» **What the task asks**:
Check each line of the data for "Tasty" and select those that have it.

» **Available data**:
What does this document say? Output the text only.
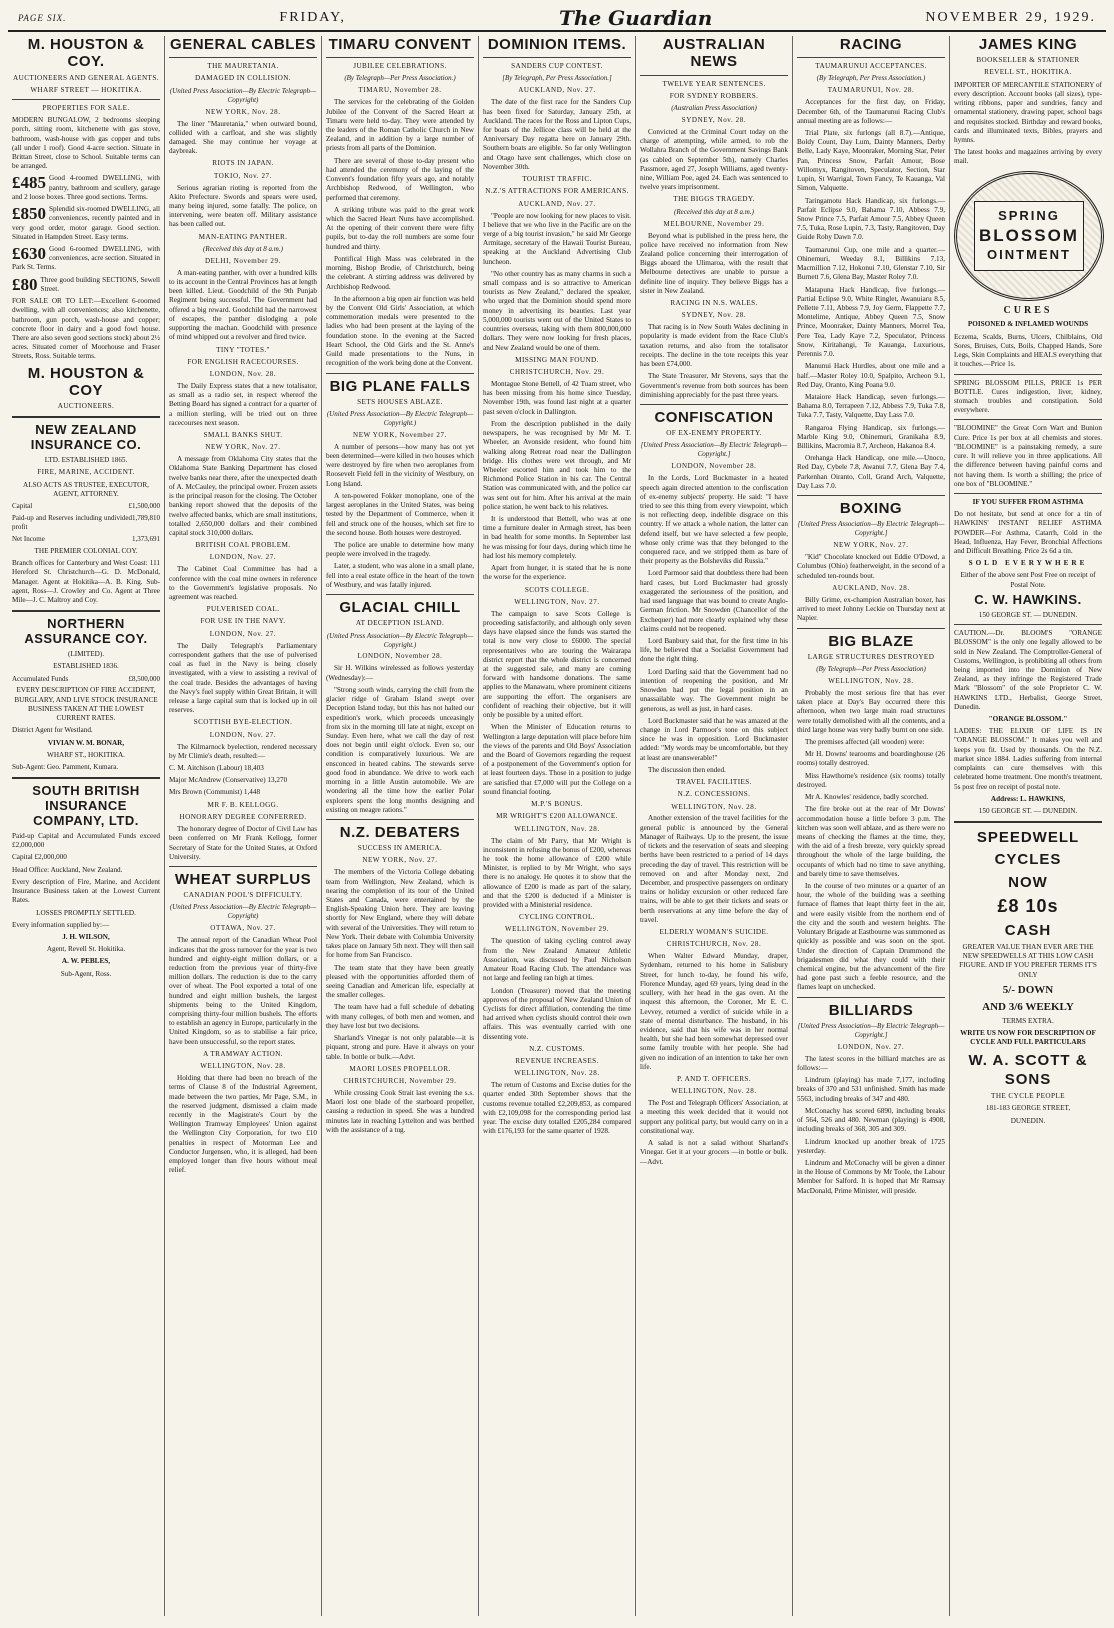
PAGE SIX.	FRIDAY,	The Guardian	NOVEMBER 29, 1929.
M. HOUSTON & COY.
AUCTIONEERS AND GENERAL AGENTS.
WHARF STREET — HOKITIKA.
PROPERTIES FOR SALE.
MODERN BUNGALOW, 2 bedrooms sleeping porch, sitting room, kitchenette with gas stove, bathroom, wash-house with gas copper and tubs (all under 1 roof). Good 4-acre section. Situate in Brittan Street, close to School. Suitable terms can be arranged.
£485 Good 4-roomed DWELLING, with pantry, bathroom and scullery, garage and 2 loose boxes. Three good sections. Terms.
£850 Splendid six-roomed DWELLING, all conveniences, recently painted and in very good order, motor garage. Good section. Situated in Hampden Street. Easy terms.
£630 Good 6-roomed DWELLING, with conveniences, acre section. Situated in Park St. Terms.
£80 Three good building SECTIONS, Sewell Street.
FOR SALE OR TO LET:—Excellent 6-roomed dwelling, with all conveniences; also kitchenette, bathroom, gun porch, wash-house and copper; concrete floor in dairy and a good fowl house. There are also seven good sections stock) about 2½ acres. Situated corner of Moorhouse and Fraser Streets, Ross. Suitable terms.
M. HOUSTON & COY
AUCTIONEERS.
NEW ZEALAND INSURANCE CO.
LTD. ESTABLISHED 1865.
FIRE, MARINE, ACCIDENT.
ALSO ACTS AS TRUSTEE, EXECUTOR, AGENT, ATTORNEY.
Capital	£1,500,000
Paid-up and Reserves including undivided profit
1,789,810
Net Income	1,373,691
THE PREMIER COLONIAL COY.
Branch offices for Canterbury and West Coast: 111 Hereford St. Christchurch—G. D. McDonald, Manager. Agent at Hokitika—A. B. King. Sub-agent, Ross—J. Crowley and Co. Agent at Three Mile—J. C. Maltroy and Coy.
NORTHERN ASSURANCE COY.
(LIMITED).
ESTABLISHED 1836.
Accumulated Funds	£8,500,000
EVERY DESCRIPTION OF FIRE ACCIDENT, BURGLARY, AND LIVE STOCK INSURANCE BUSINESS TAKEN AT THE LOWEST CURRENT RATES.
District Agent for Westland.
VIVIAN W. M. BONAR,
WHARF ST., HOKITIKA.
Sub-Agent: Geo. Pamment, Kumara.
SOUTH BRITISH INSURANCE COMPANY, LTD.
Paid-up Capital and Accumulated Funds exceed £2,000,000
Capital £2,000,000
Head Office: Auckland, New Zealand.
Every description of Fire, Marine, and Accident Insurance Business taken at the Lowest Current Rates.
LOSSES PROMPTLY SETTLED.
Every information supplied by:—
J. H. WILSON,
Agent, Revell St. Hokitika.
A. W. PEBLES,
Sub-Agent, Ross.
GENERAL CABLES
THE MAURETANIA.
DAMAGED IN COLLISION.
(United Press Association—By Electric Telegraph—Copyright)
NEW YORK, Nov. 28.
The liner "Mauretania," when outward bound, collided with a carfloat, and she was slightly damaged. She may continue her voyage at daybreak.
RIOTS IN JAPAN.
TOKIO, Nov. 27.
Serious agrarian rioting is reported from the Akito Prefecture. Swords and spears were used, many being injured, some fatally. The police, on intervening, were beaten off. Military assistance has been called out.
MAN-EATING PANTHER.
(Received this day at 8 a.m.)
DELHI, November 29.
A man-eating panther, with over a hundred kills to its account in the Central Provinces has at length been killed. Lieut. Goodchild of the 9th Punjab Regiment being successful. The Government had offered a big reward. Goodchild had the narrowest of escapes, the panther dislodging a pole supporting the machan. Goodchild with presence of mind whipped out a revolver and fired twice.
TINY "TOTES."
FOR ENGLISH RACECOURSES.
LONDON, Nov. 28.
The Daily Express states that a new totalisator, as small as a radio set, in respect whereof the Betting Board has signed a contract for a quarter of a million sterling, will be tried out on three racecourses next season.
SMALL BANKS SHUT.
NEW YORK, Nov. 27.
A message from Oklahoma City states that the Oklahoma State Banking Department has closed twelve banks near there, after the unexpected death of A. McCauley, the principal owner. Frozen assets is the principal reason for the closing. The October banking report showed that the deposits of the twelve affected banks, which are small institutions, totalled 2,650,000 dollars and their combined capital stock 310,000 dollars.
BRITISH COAL PROBLEM.
LONDON, Nov. 27.
The Cabinet Coal Committee has had a conference with the coal mine owners in reference to the Government's legislative proposals. No agreement was reached.
PULVERISED COAL.
FOR USE IN THE NAVY.
LONDON, Nov. 27.
The Daily Telegraph's Parliamentary correspondent gathers that the use of pulverised coal as fuel in the Navy is being closely investigated, with a view to assisting a revival of the coal trade. Besides the advantages of having the Navy's fuel supply within Great Britain, it will release a large capital sum that is locked up in oil reserves.
SCOTTISH BYE-ELECTION.
LONDON, Nov. 27.
The Kilmarnock byelection, rendered necessary by Mr Climie's death, resulted:—
C. M. Aitchison (Labour) 18,403
Major McAndrew (Conservative) 13,270
Mrs Brown (Communist) 1,448
MR F. B. KELLOGG.
HONORARY DEGREE CONFERRED.
The honorary degree of Doctor of Civil Law has been conferred on Mr Frank Kellogg, former Secretary of State for the United States, at Oxford University.
WHEAT SURPLUS
CANADIAN POOL'S DIFFICULTY.
(United Press Association—By Electric Telegraph—Copyright)
OTTAWA, Nov. 27.
The annual report of the Canadian Wheat Pool indicates that the gross turnover for the year is two hundred and eighty-eight million dollars, or a reduction from the previous year of thirty-five million dollars. The reduction is due to the carry over of wheat. The Pool exported a total of one hundred and eight million bushels, the largest shipments being to the United Kingdom, comprising thirty-four million bushels. The efforts to establish an agency in Europe, particularly in the United Kingdom, so as to stabilise a fair price, have been unsuccessful, so the report states.
A TRAMWAY ACTION.
WELLINGTON, Nov. 28.
Holding that there had been no breach of the terms of Clause 8 of the Industrial Agreement, made between the two parties, Mr Page, S.M., in the reserved judgment, dismissed a claim made recently in the Magistrate's Court by the Wellington Tramway Employees' Union against the Wellington City Corporation, for two £10 penalties in respect of Motorman Lee and Conductor Jurgensen, who, it is alleged, had been employed longer than five hours without meal relief.
TIMARU CONVENT
JUBILEE CELEBRATIONS.
(By Telegraph—Per Press Association.)
TIMARU, November 28.
The services for the celebrating of the Golden Jubilee of the Convent of the Sacred Heart at Timaru were held to-day. They were attended by the leaders of the Roman Catholic Church in New Zealand, and in addition by a large number of priests from all parts of the Dominion.
There are several of those to-day present who had attended the ceremony of the laying of the Convent's foundation fifty years ago, and notably Archbishop Redwood, of Wellington, who performed that ceremony.
A striking tribute was paid to the great work which the Sacred Heart Nuns have accomplished. At the opening of their convent there were fifty pupils, but to-day the roll numbers are some four hundred and thirty.
Pontifical High Mass was celebrated in the morning, Bishop Brodie, of Christchurch, being the celebrant. A stirring address was delivered by Archbishop Redwood.
In the afternoon a big open air function was held by the Convent Old Girls' Association, at which commemoration medals were presented to the ladies who had been present at the laying of the foundation stone. In the evening at the Sacred Heart School, the Old Girls and the St. Anne's Guild made presentations to the Nuns, in recognition of the work being done at the Convent.
BIG PLANE FALLS
SETS HOUSES ABLAZE.
(United Press Association—By Electric Telegraph—Copyright.)
NEW YORK, November 27.
A number of persons—how many has not yet been determined—were killed in two houses which were destroyed by fire when two aeroplanes from Roosevelt Field fell in the vicinity of Westbury, on Long Island.
A ten-powered Fokker monoplane, one of the largest aeroplanes in the United States, was being tested by the Department of Commerce, when it fell and struck one of the houses, which set fire to the second house. Both houses were destroyed.
The police are unable to determine how many people were involved in the tragedy.
Later, a student, who was alone in a small plane, fell into a real estate office in the heart of the town of Westbury, and was fatally injured.
GLACIAL CHILL
AT DECEPTION ISLAND.
(United Press Association—By Electric Telegraph—Copyright.)
LONDON, November 28.
Sir H. Wilkins wirelessed as follows yesterday (Wednesday):—
"Strong south winds, carrying the chill from the glacier ridge of Graham Island swept over Deception Island today, but this has not halted our expedition's work, which proceeds unceasingly from six in the morning till late at night, except on Sunday. Even here, what we call the day of rest does not begin until eight o'clock. Even so, our condition is comparatively luxurious. We are ensconced in heated cabins. The stewards serve good food in abundance. We drive to work each morning in a little Austin automobile. We are wondering all the time how the earlier Polar explorers spent the long months designing and existing on meagre rations."
N.Z. DEBATERS
SUCCESS IN AMERICA.
NEW YORK, Nov. 27.
The members of the Victoria College debating team from Wellington, New Zealand, which is nearing the completion of its tour of the United States and Canada, were entertained by the English-Speaking Union here. They are leaving shortly for New England, where they will debate with several of the Universities. They will return to New York. Their debate with Columbia University takes place on January 5th next. They will then sail for home from San Francisco.
The team state that they have been greatly pleased with the opportunities afforded them of seeing Canadian and American life, especially at the smaller colleges.
The team have had a full schedule of debating with many colleges, of both men and women, and they have lost but two decisions.
Sharland's Vinegar is not only palatable—it is piquant, strong and pure. Have it always on your table. In bottle or bulk.—Advt.
MAORI LOSES PROPELLOR.
CHRISTCHURCH, November 29.
While crossing Cook Strait last evening the s.s. Maori lost one blade of the starboard propeller, causing a reduction in speed. She was a hundred minutes late in reaching Lyttelton and was berthed with the assistance of a tug.
DOMINION ITEMS.
SANDERS CUP CONTEST.
[By Telegraph, Per Press Association.]
AUCKLAND, Nov. 27.
The date of the first race for the Sanders Cup has been fixed for Saturday, January 25th, at Auckland. The races for the Ross and Lipton Cups, for boats of the Jellicoe class will be held at the Anniversary Day regatta here on January 29th. Southern boats are eligible. So far only Wellington and Otago have sent challenges, which close on November 30th.
TOURIST TRAFFIC.
N.Z.'S ATTRACTIONS FOR AMERICANS.
AUCKLAND, Nov. 27.
"People are now looking for new places to visit. I believe that we who live in the Pacific are on the verge of a big tourist invasion," he said Mr George Armitage, secretary of the Hawaii Tourist Bureau, speaking at the Auckland Advertising Club luncheon.
"No other country has as many charms in such a small compass and is so attractive to American tourists as New Zealand," declared the speaker, who urged that the Dominion should spend more money in advertising its beauties. Last year 5,000,000 tourists went out of the United States to countries overseas, taking with them 800,000,000 dollars. They were now looking for fresh places, and New Zealand would be one of them.
MISSING MAN FOUND.
CHRISTCHURCH, Nov. 29.
Montague Stone Bettell, of 42 Tuam street, who has been missing from his home since Tuesday, November 19th, was found last night at a quarter past seven o'clock in Dallington.
From the description published in the daily newspapers, he was recognised by Mr M. T. Wheeler, an Avonside resident, who found him walking along Retreat road near the Dallington bridge. His clothes were wet through, and Mr Wheeler escorted him and took him to the Richmond Police Station in his car. The Central Station was communicated with, and the police car was sent out for him. After his arrival at the main police station, he went back to his relatives.
It is understood that Bettell, who was at one time a furniture dealer in Armagh street, has been in bad health for some months. In September last he was missing for four days, during which time he had lost his memory completely.
Apart from hunger, it is stated that he is none the worse for the experience.
SCOTS COLLEGE.
WELLINGTON, Nov. 27.
The campaign to save Scots College is proceeding satisfactorily, and although only seven days have elapsed since the funds was started the total is now very close to £6000. The special representatives who are touring the Wairarapa district report that the whole district is concerned at the suggested sale, and many are coming forward with handsome donations. The same applies to the Manawatu, where prominent citizens are supporting the effort. The organisers are confident of reaching their objective, but it will only be possible by a united effort.
When the Minister of Education returns to Wellington a large deputation will place before him the views of the parents and Old Boys' Association and the Board of Governors regarding the request of a postponement of the Government's option for at least fourteen days. Those in a position to judge are satisfied that £7,000 will put the College on a sound financial footing.
M.P.'S BONUS.
MR WRIGHT'S £200 ALLOWANCE.
WELLINGTON, Nov. 28.
The claim of Mr Parry, that Mr Wright is inconsistent in refusing the bonus of £200, whereas he took the home allowance of £200 while Minister, is replied to by Mr Wright, who says there is no analogy. He quotes it to show that the allowance of £200 is made as part of the salary, and that the £200 is deducted if a Minister is provided with a Ministerial residence.
CYCLING CONTROL.
WELLINGTON, November 29.
The question of taking cycling control away from the New Zealand Amateur Athletic Association, was discussed by Paul Nicholson Amateur Road Racing Club. The attendance was not large and feeling ran high at times.
London (Treasurer) moved that the meeting approves of the proposal of New Zealand Union of Cyclists for direct affiliation, contending the time had arrived when cyclists should control their own affairs. This was eventually carried with one dissenting vote.
N.Z. CUSTOMS.
REVENUE INCREASES.
WELLINGTON, Nov. 28.
The return of Customs and Excise duties for the quarter ended 30th September shows that the customs revenue totalled £2,209,853, as compared with £2,109,098 for the corresponding period last year. The excise duty totalled £205,284 compared with £176,193 for the same quarter of 1928.
AUSTRALIAN NEWS
TWELVE YEAR SENTENCES.
FOR SYDNEY ROBBERS.
(Australian Press Association)
SYDNEY, Nov. 28.
Convicted at the Criminal Court today on the charge of attempting, while armed, to rob the Wollahra Branch of the Government Savings Bank (as cabled on September 5th), namely Charles Passmore, aged 27, Joseph Williams, aged twenty-nine, William Poe, aged 24. Each was sentenced to twelve years imprisonment.
THE BIGGS TRAGEDY.
(Received this day at 8 a.m.)
MELBOURNE, November 29.
Beyond what is published in the press here, the police have received no information from New Zealand police concerning their interrogation of Biggs aboard the Ulimaroa, with the result that Melbourne detectives are unable to pursue a definite line of inquiry. They believe Biggs has a sister in New Zealand.
RACING IN N.S. WALES.
SYDNEY, Nov. 28.
That racing is in New South Wales declining in popularity is made evident from the Race Club's taxation returns, and also from the totalisator receipts. The decline in the tote receipts this year has been £74,000.
The State Treasurer, Mr Stevens, says that the Government's revenue from both sources has been diminishing appreciably for the past three years.
CONFISCATION
OF EX-ENEMY PROPERTY.
[United Press Association—By Electric Telegraph—Copyright.]
LONDON, November 28.
In the Lords, Lord Buckmaster in a heated speech again directed attention to the confiscation of ex-enemy subjects' property. He said: "I have tried to see this thing from every viewpoint, which is not reflecting deep, indelible disgrace on this country. If we attack a whole nation, the latter can defend itself, but we have selected a few people, whose only crime was that they belonged to the conquered race, and we stripped them as bare of their property as the Bolsheviks did Russia."
Lord Parmoor said that doubtless there had been hard cases, but Lord Buckmaster had grossly exaggerated the seriousness of the position, and had used language that was bound to create Anglo-German friction. Mr Snowden (Chancellor of the Exchequer) had more clearly explained why these claims could not be reopened.
Lord Banbury said that, for the first time in his life, he believed that a Socialist Government had done the right thing.
Lord Darling said that the Government had no intention of reopening the position, and Mr Snowden had put the legal position in an unassailable way. The Government might be generous, as well as just, in hard cases.
Lord Buckmaster said that he was amazed at the change in Lord Parmoor's tone on this subject since he was in opposition. Lord Buckmaster added: "My words may be uncomfortable, but they at least are unanswerable!"
The discussion then ended.
TRAVEL FACILITIES.
N.Z. CONCESSIONS.
WELLINGTON, Nov. 28.
Another extension of the travel facilities for the general public is announced by the General Manager of Railways. Up to the present, the issue of tickets and the reservation of seats and sleeping berths have been restricted to a period of 14 days preceding the day of travel. This restriction will be removed on and after Monday next, 2nd December, and prospective passengers on ordinary trains or holiday excursion or other reduced fare trains, will be able to get their tickets and seats or berth reservations at any time before the day of travel.
ELDERLY WOMAN'S SUICIDE.
CHRISTCHURCH, Nov. 28.
When Walter Edward Munday, draper, Sydenham, returned to his home in Salisbury Street, for lunch to-day, he found his wife, Florence Munday, aged 69 years, lying dead in the scullery, with her head in the gas oven. At the inquest this afternoon, the Coroner, Mr E. C. Levvey, returned a verdict of suicide while in a state of mental disturbance. The husband, in his evidence, said that his wife was in her normal health, but she had been somewhat depressed over some family trouble with her people. She had given no indication of an intention to take her own life.
P. AND T. OFFICERS.
WELLINGTON, Nov. 28.
The Post and Telegraph Officers' Association, at a meeting this week decided that it would not support any political party, but would carry on in a constitutional way.
A salad is not a salad without Sharland's Vinegar. Get it at your grocers —in bottle or bulk.—Advt.
RACING
TAUMARUNUI ACCEPTANCES.
(By Telegraph, Per Press Association.)
TAUMARUNUI, Nov. 28.
Acceptances for the first day, on Friday, December 6th, of the Taumarunui Racing Club's annual meeting are as follows:—
Trial Plate, six furlongs (all 8.7).—Antique, Boldy Count, Day Lum, Dainty Manners, Derby Belle, Lady Kaye, Moonraker, Morning Star, Peter Pan, Princess Snow, Parfait Amour, Bose Willomyx, Rangitoven, Speculator, Section, Star Lupin, St Warrigal, Town Fancy, Te Kauanga, Val Simon, Valquette.
Taringamotu Hack Handicap, six furlongs.—Parfait Eclipse 9.0, Bahama 7.10, Abbess 7.9, Snow Prince 7.5, Parfait Amour 7.5, Abbey Queen 7.5, Tuka, Rose Lupin, 7.3, Tasty, Rangitoven, Day Guide Roby Dawn 7.0.
Taumarunui Cup, one mile and a quarter.—Ohinemuri, Weeday 8.1, Billikins 7.13, Macmillion 7.12, Hokonui 7.10, Glenstar 7.10, Sir Burnett 7.6, Glena Bay, Master Roley 7.0.
Matapuna Hack Handicap, five furlongs.—Partial Eclipse 9.0, White Ringlet, Awanuiaru 8.5, Pellette 7.11, Abbess 7.9, Joy Germ, Flappette 7.7, Montelime, Antique, Abbey Queen 7.5, Snow Prince, Moonraker, Dainty Manners, Morrel Tea, Pere Tea, Lady Kaye 7.2, Speculator, Princess Snow, Kiritahangi, Te Kauanga, Luxurious, Perennis 7.0.
Manunui Hack Hurdles, about one mile and a half.—Master Roley 10.0, Spalpito, Archeon 9.1, Red Day, Oranto, King Poana 9.0.
Mataiore Hack Handicap, seven furlongs.—Bahama 8.0, Terrapeen 7.12, Abbess 7.9, Tuka 7.8, Tuka 7.7, Tasty, Valquette, Day Lass 7.0.
Rangaroa Flying Handicap, six furlongs.—Marble King 9.0, Ohinemuri, Granikaha 8.9, Billikins, Macromia 8.7, Archeon, Hakanoa 8.4.
Orehanga Hack Handicap, one mile.—Unoco, Red Day, Cybele 7.8, Awanui 7.7, Glena Bay 7.4, Parkenhan Oiranto, Coll, Grand Arch, Valquette, Day Lass 7.0.
BOXING
[United Press Association—By Electric Telegraph—Copyright.]
NEW YORK, Nov. 27.
"Kid" Chocolate knocked out Eddie O'Dowd, a Columbus (Ohio) featherweight, in the second of a scheduled ten-rounds bout.
AUCKLAND, Nov. 28.
Billy Grime, ex-champion Australian boxer, has arrived to meet Johnny Leckie on Thursday next at Napier.
BIG BLAZE
LARGE STRUCTURES DESTROYED
(By Telegraph—Per Press Association)
WELLINGTON, Nov. 28.
Probably the most serious fire that has ever taken place at Day's Bay occurred there this afternoon, when two large main road structures were totally demolished with all the contents, and a third large house was very badly burnt on one side.
The premises affected (all wooden) were:
Mr H. Downs' tearooms and boardinghouse (26 rooms) totally destroyed.
Miss Hawthorne's residence (six rooms) totally destroyed.
Mr A. Knowles' residence, badly scorched.
The fire broke out at the rear of Mr Downs' accommodation house a little before 3 p.m. The kitchen was soon well ablaze, and as there were no means of checking the flames at the time, they, with the aid of a fresh breeze, very quickly spread throughout the whole of the large building, the occupants of which had no time to save anything, and barely time to save themselves.
In the course of two minutes or a quarter of an hour, the whole of the building was a seething furnace of flames that leapt thirty feet in the air, and were easily visible from the northern end of the city and the south and western heights. The Voluntary Brigade at Eastbourne was summoned as quickly as possible and was soon on the spot. Under the direction of Captain Drummond the brigadesmen did what they could with their chemical engine, but the advancement of the fire had gone past such a feeble resource, and the flames leapt on unchecked.
BILLIARDS
[United Press Association—By Electric Telegraph—Copyright.]
LONDON, Nov. 27.
The latest scores in the billiard matches are as follows:—
Lindrum (playing) has made 7,177, including breaks of 370 and 531 unfinished. Smith has made 5563, including breaks of 347 and 480.
McConachy has scored 6890, including breaks of 564, 526 and 480. Newman (playing) is 4908, including breaks of 368, 305 and 309.
Lindrum knocked up another break of 1725 yesterday.
Lindrum and McConachy will be given a dinner in the House of Commons by Mr Toole, the Labour Member for Salford. It is hoped that Mr Ramsay MacDonald, Prime Minister, will preside.
JAMES KING
BOOKSELLER & STATIONER
REVELL ST., HOKITIKA.
IMPORTER OF MERCANTILE STATIONERY of every description. Account books (all sizes), type-writing ribbons, paper and sundries, fancy and ornamental stationery, drawing paper, school bags and requisites stocked. Birthday and reward books, cards and illuminated texts, Bibles, prayers and hymns.
The latest books and magazines arriving by every mail.
SPRING
BLOSSOM
OINTMENT
CURES
POISONED & INFLAMED WOUNDS
Eczema, Scalds, Burns, Ulcers, Chilblains, Old Sores, Bruises, Cuts, Boils, Chapped Hands, Sore Legs, Skin Complaints and HEALS everything that it touches.—Price 1s.
SPRING BLOSSOM PILLS, PRICE 1s PER BOTTLE. Cures indigestion, liver, kidney, stomach troubles and constipation. Sold everywhere.
"BLOOMINE" the Great Corn Wart and Bunion Cure. Price 1s per box at all chemists and stores. "BLOOMINE" is a painstaking remedy, a sure cure. It will relieve you in three applications. All the difference between having painful corns and not having them. Is worth a shilling; the price of one box of "BLOOMINE."
IF YOU SUFFER FROM ASTHMA
Do not hesitate, but send at once for a tin of HAWKINS' INSTANT RELIEF ASTHMA POWDER—For Asthma, Catarrh, Cold in the Head, Influenza, Hay Fever, Bronchial Affections and Difficult Breathing. Price 2s 6d a tin.
SOLD EVERYWHERE
Either of the above sent Post Free on receipt of Postal Note.
C. W. HAWKINS.
150 GEORGE ST. — DUNEDIN.
CAUTION.—Dr. BLOOM'S "ORANGE BLOSSOM" is the only one legally allowed to be sold in New Zealand. The Comptroller-General of Customs, Wellington, is prohibiting all others from being imported into the Dominion of New Zealand, as they infringe the Registered Trade Mark "Blossom" of the sole Proprietor C. W. HAWKINS LTD., Herbalist, George Street, Dunedin.
"ORANGE BLOSSOM."
LADIES: THE ELIXIR OF LIFE IS IN "ORANGE BLOSSOM." It makes you well and keeps you fit. Used by thousands. On the N.Z. market since 1884. Ladies suffering from internal complaints can cure themselves with this celebrated home treatment. One month's treatment, 5s post free on receipt of postal note.
Address: L. HAWKINS,
150 GEORGE ST. — DUNEDIN.
SPEEDWELL
CYCLES
NOW
£8 10s
CASH
GREATER VALUE THAN EVER ARE THE NEW SPEEDWELLS AT THIS LOW CASH FIGURE. AND IF YOU PREFER TERMS IT'S ONLY
5/- DOWN
AND 3/6 WEEKLY
TERMS EXTRA.
WRITE US NOW FOR DESCRIPTION OF CYCLE AND FULL PARTICULARS
W. A. SCOTT & SONS
THE CYCLE PEOPLE
181-183 GEORGE STREET,
DUNEDIN.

» **Right answer**:
Taringamotu Hack Handicap, six furlongs.—Parfait Eclipse 9.0, Bahama 7.10, Abbess 7.9, Snow Prince 7.5, Parfait Amour 7.5, Abbey Queen 7.5, Tuka, Rose Lupin, 7.3, Tasty, Rangitoven, Day Guide Roby Dawn 7.0.
Mataiore Hack Handicap, seven furlongs.—Bahama 8.0, Terrapeen 7.12, Abbess 7.9, Tuka 7.8, Tuka 7.7, Tasty, Valquette, Day Lass 7.0.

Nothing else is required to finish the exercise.